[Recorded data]
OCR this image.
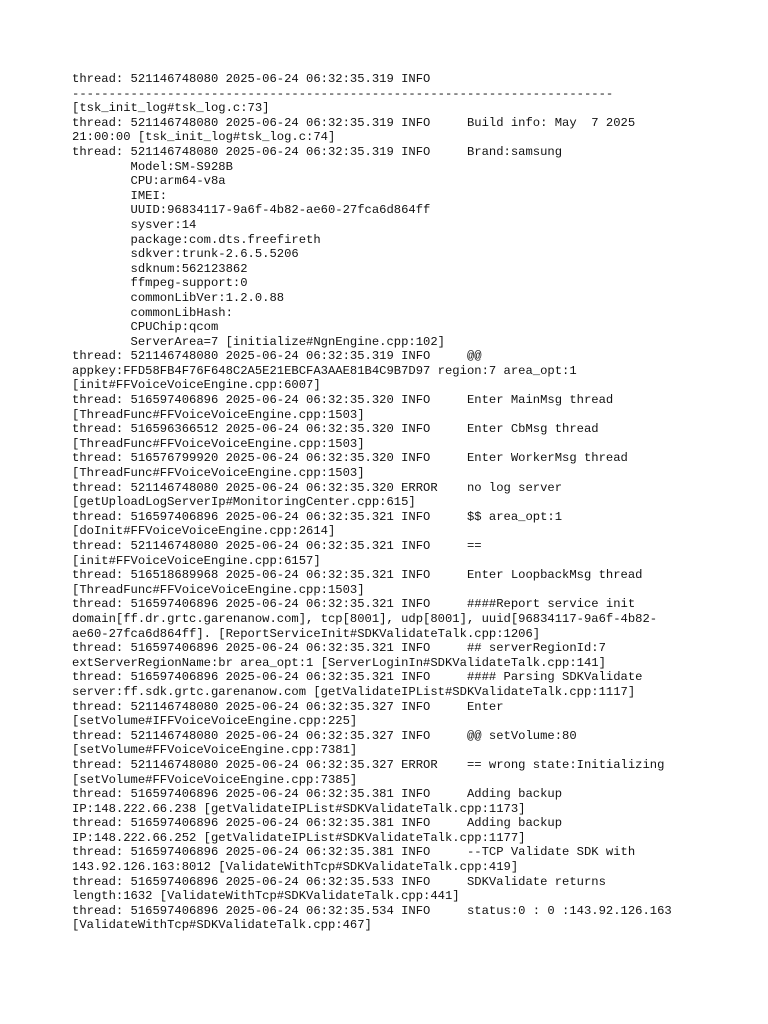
thread: 521146748080 2025-06-24 06:32:35.319 INFO
--------------------------------------------------------------------------
[tsk_init_log#tsk_log.c:73]
thread: 521146748080 2025-06-24 06:32:35.319 INFO     Build info: May  7 2025
21:00:00 [tsk_init_log#tsk_log.c:74]
thread: 521146748080 2025-06-24 06:32:35.319 INFO     Brand:samsung
Model:SM-S928B
CPU:arm64-v8a
IMEI:
UUID:96834117-9a6f-4b82-ae60-27fca6d864ff
sysver:14
package:com.dts.freefireth
sdkver:trunk-2.6.5.5206
sdknum:562123862
ffmpeg-support:0
commonLibVer:1.2.0.88
commonLibHash:
CPUChip:qcom
ServerArea=7 [initialize#NgnEngine.cpp:102]
thread: 521146748080 2025-06-24 06:32:35.319 INFO     @@
appkey:FFD58FB4F76F648C2A5E21EBCFA3AAE81B4C9B7D97 region:7 area_opt:1
[init#FFVoiceVoiceEngine.cpp:6007]
thread: 516597406896 2025-06-24 06:32:35.320 INFO     Enter MainMsg thread
[ThreadFunc#FFVoiceVoiceEngine.cpp:1503]
thread: 516596366512 2025-06-24 06:32:35.320 INFO     Enter CbMsg thread
[ThreadFunc#FFVoiceVoiceEngine.cpp:1503]
thread: 516576799920 2025-06-24 06:32:35.320 INFO     Enter WorkerMsg thread
[ThreadFunc#FFVoiceVoiceEngine.cpp:1503]
thread: 521146748080 2025-06-24 06:32:35.320 ERROR    no log server
[getUploadLogServerIp#MonitoringCenter.cpp:615]
thread: 516597406896 2025-06-24 06:32:35.321 INFO     $$ area_opt:1
[doInit#FFVoiceVoiceEngine.cpp:2614]
thread: 521146748080 2025-06-24 06:32:35.321 INFO     ==
[init#FFVoiceVoiceEngine.cpp:6157]
thread: 516518689968 2025-06-24 06:32:35.321 INFO     Enter LoopbackMsg thread
[ThreadFunc#FFVoiceVoiceEngine.cpp:1503]
thread: 516597406896 2025-06-24 06:32:35.321 INFO     ####Report service init
domain[ff.dr.grtc.garenanow.com], tcp[8001], udp[8001], uuid[96834117-9a6f-4b82-
ae60-27fca6d864ff]. [ReportServiceInit#SDKValidateTalk.cpp:1206]
thread: 516597406896 2025-06-24 06:32:35.321 INFO     ## serverRegionId:7
extServerRegionName:br area_opt:1 [ServerLoginIn#SDKValidateTalk.cpp:141]
thread: 516597406896 2025-06-24 06:32:35.321 INFO     #### Parsing SDKValidate
server:ff.sdk.grtc.garenanow.com [getValidateIPList#SDKValidateTalk.cpp:1117]
thread: 521146748080 2025-06-24 06:32:35.327 INFO     Enter
[setVolume#IFFVoiceVoiceEngine.cpp:225]
thread: 521146748080 2025-06-24 06:32:35.327 INFO     @@ setVolume:80
[setVolume#FFVoiceVoiceEngine.cpp:7381]
thread: 521146748080 2025-06-24 06:32:35.327 ERROR    == wrong state:Initializing
[setVolume#FFVoiceVoiceEngine.cpp:7385]
thread: 516597406896 2025-06-24 06:32:35.381 INFO     Adding backup
IP:148.222.66.238 [getValidateIPList#SDKValidateTalk.cpp:1173]
thread: 516597406896 2025-06-24 06:32:35.381 INFO     Adding backup
IP:148.222.66.252 [getValidateIPList#SDKValidateTalk.cpp:1177]
thread: 516597406896 2025-06-24 06:32:35.381 INFO     --TCP Validate SDK with
143.92.126.163:8012 [ValidateWithTcp#SDKValidateTalk.cpp:419]
thread: 516597406896 2025-06-24 06:32:35.533 INFO     SDKValidate returns
length:1632 [ValidateWithTcp#SDKValidateTalk.cpp:441]
thread: 516597406896 2025-06-24 06:32:35.534 INFO     status:0 : 0 :143.92.126.163
[ValidateWithTcp#SDKValidateTalk.cpp:467]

▶ Task to complete:
Identify which lines contain the word "getValidateIPList" and copy each one.

▶ Exercise output:
server:ff.sdk.grtc.garenanow.com [getValidateIPList#SDKValidateTalk.cpp:1117]
IP:148.222.66.238 [getValidateIPList#SDKValidateTalk.cpp:1173]
IP:148.222.66.252 [getValidateIPList#SDKValidateTalk.cpp:1177]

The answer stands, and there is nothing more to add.